- [Problem description]: Take each line containing the word "Capacidad" and copy it.
BEGIN Material for this task
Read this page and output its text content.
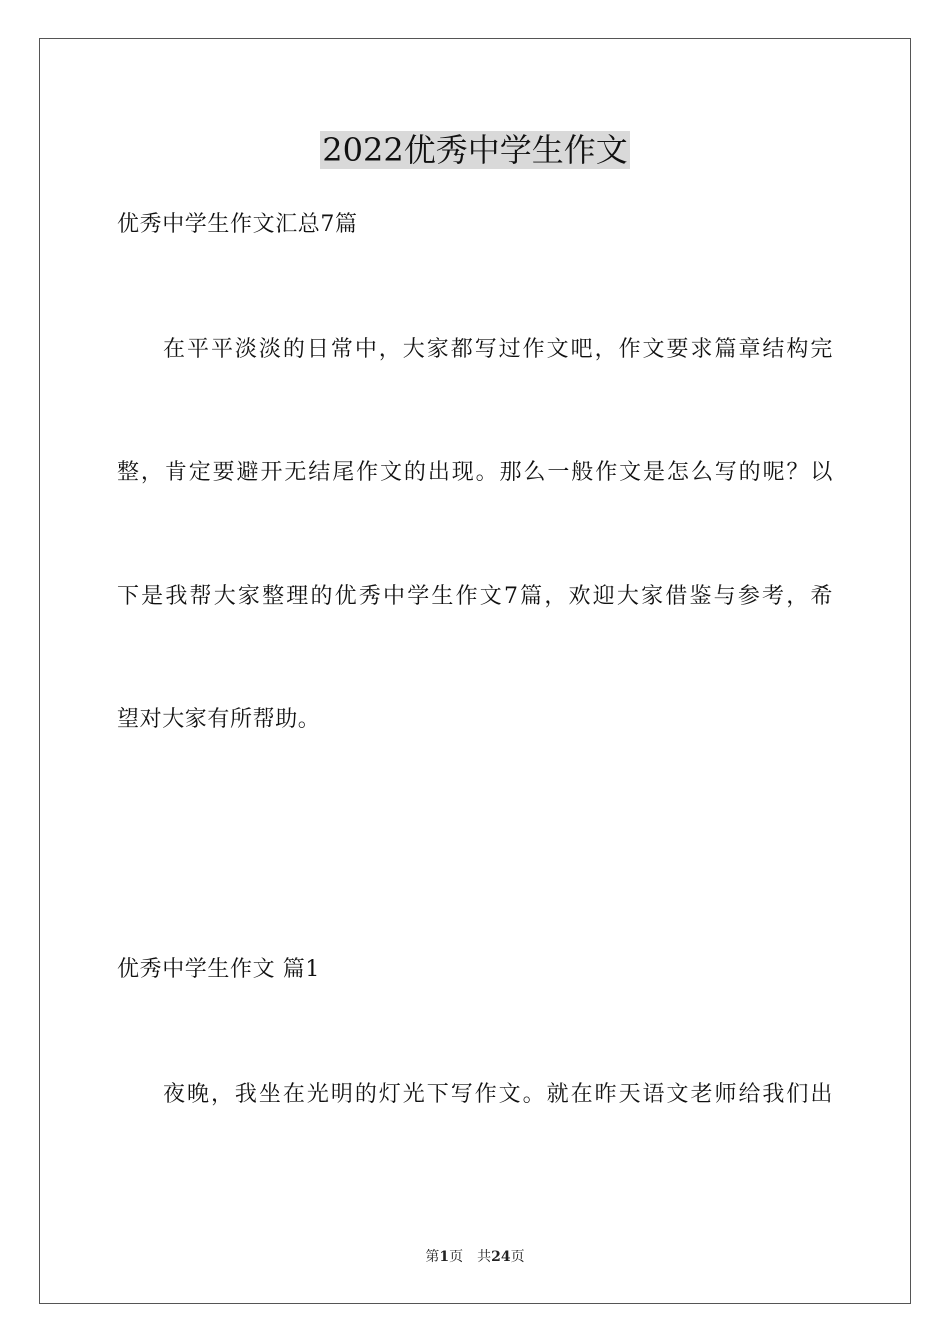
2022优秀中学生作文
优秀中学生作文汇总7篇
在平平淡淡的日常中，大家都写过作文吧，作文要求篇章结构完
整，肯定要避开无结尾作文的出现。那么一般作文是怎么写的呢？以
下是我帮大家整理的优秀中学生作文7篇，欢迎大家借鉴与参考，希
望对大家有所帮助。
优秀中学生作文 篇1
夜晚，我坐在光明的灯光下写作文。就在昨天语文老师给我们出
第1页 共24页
END Material for this task
BEGIN Material for this task
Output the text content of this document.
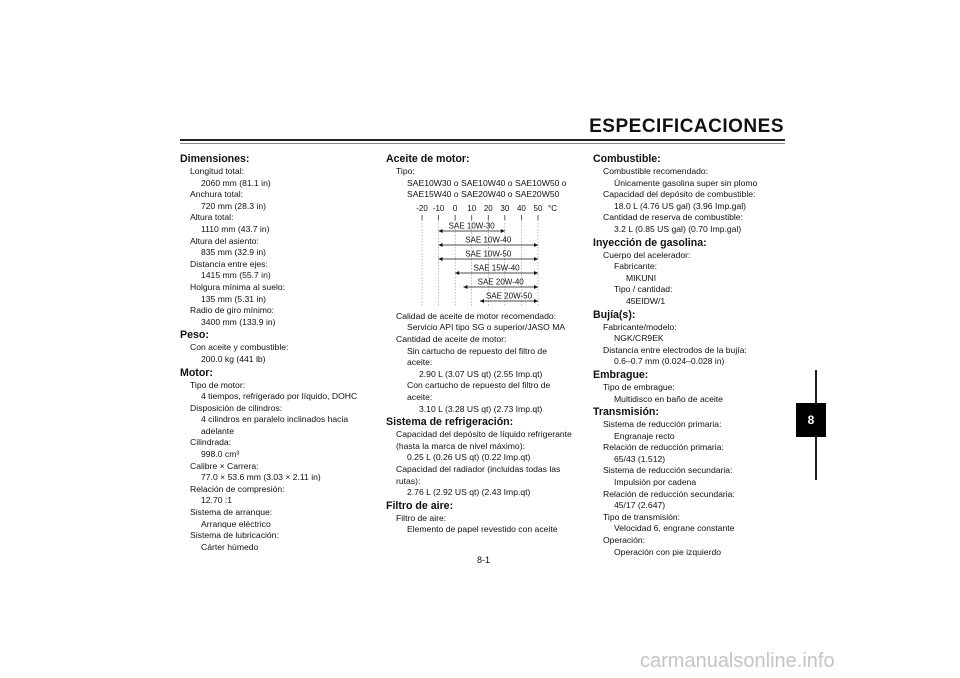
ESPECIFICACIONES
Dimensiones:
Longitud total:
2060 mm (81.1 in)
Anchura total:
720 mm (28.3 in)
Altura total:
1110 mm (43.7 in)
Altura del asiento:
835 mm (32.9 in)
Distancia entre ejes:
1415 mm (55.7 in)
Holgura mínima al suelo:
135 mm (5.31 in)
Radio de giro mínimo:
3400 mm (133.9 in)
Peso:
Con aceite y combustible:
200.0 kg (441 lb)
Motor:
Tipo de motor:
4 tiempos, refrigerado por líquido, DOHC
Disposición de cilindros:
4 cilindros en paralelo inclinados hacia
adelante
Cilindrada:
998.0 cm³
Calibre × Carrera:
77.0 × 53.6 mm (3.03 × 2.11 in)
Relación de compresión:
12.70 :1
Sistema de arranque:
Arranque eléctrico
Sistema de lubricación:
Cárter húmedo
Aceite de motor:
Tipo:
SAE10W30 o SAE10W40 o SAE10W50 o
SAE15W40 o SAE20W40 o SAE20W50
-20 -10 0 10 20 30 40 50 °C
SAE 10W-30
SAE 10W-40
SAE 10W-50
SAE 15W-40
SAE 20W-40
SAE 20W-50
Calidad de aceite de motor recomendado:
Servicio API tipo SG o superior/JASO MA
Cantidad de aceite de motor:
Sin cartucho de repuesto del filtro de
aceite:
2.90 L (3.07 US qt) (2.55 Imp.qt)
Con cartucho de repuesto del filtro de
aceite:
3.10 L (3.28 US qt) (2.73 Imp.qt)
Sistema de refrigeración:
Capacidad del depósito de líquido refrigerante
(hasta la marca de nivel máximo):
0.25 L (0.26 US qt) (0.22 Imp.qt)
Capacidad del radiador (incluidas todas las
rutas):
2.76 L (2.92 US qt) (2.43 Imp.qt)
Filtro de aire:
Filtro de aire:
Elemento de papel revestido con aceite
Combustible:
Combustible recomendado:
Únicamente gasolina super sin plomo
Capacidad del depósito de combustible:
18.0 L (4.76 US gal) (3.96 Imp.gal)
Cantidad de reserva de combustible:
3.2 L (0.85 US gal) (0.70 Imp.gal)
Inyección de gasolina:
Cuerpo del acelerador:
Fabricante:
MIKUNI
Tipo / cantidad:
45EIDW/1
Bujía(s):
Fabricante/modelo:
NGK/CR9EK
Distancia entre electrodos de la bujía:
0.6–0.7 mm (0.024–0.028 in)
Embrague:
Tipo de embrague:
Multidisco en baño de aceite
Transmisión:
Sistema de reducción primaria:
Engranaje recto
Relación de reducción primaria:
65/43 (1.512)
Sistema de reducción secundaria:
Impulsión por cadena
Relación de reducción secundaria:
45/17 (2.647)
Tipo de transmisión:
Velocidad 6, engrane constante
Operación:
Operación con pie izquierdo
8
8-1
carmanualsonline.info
END Material for this task
- [Exercise response]:
Capacidad del depósito de líquido refrigerante
Capacidad del radiador (incluidas todas las
Capacidad del depósito de combustible:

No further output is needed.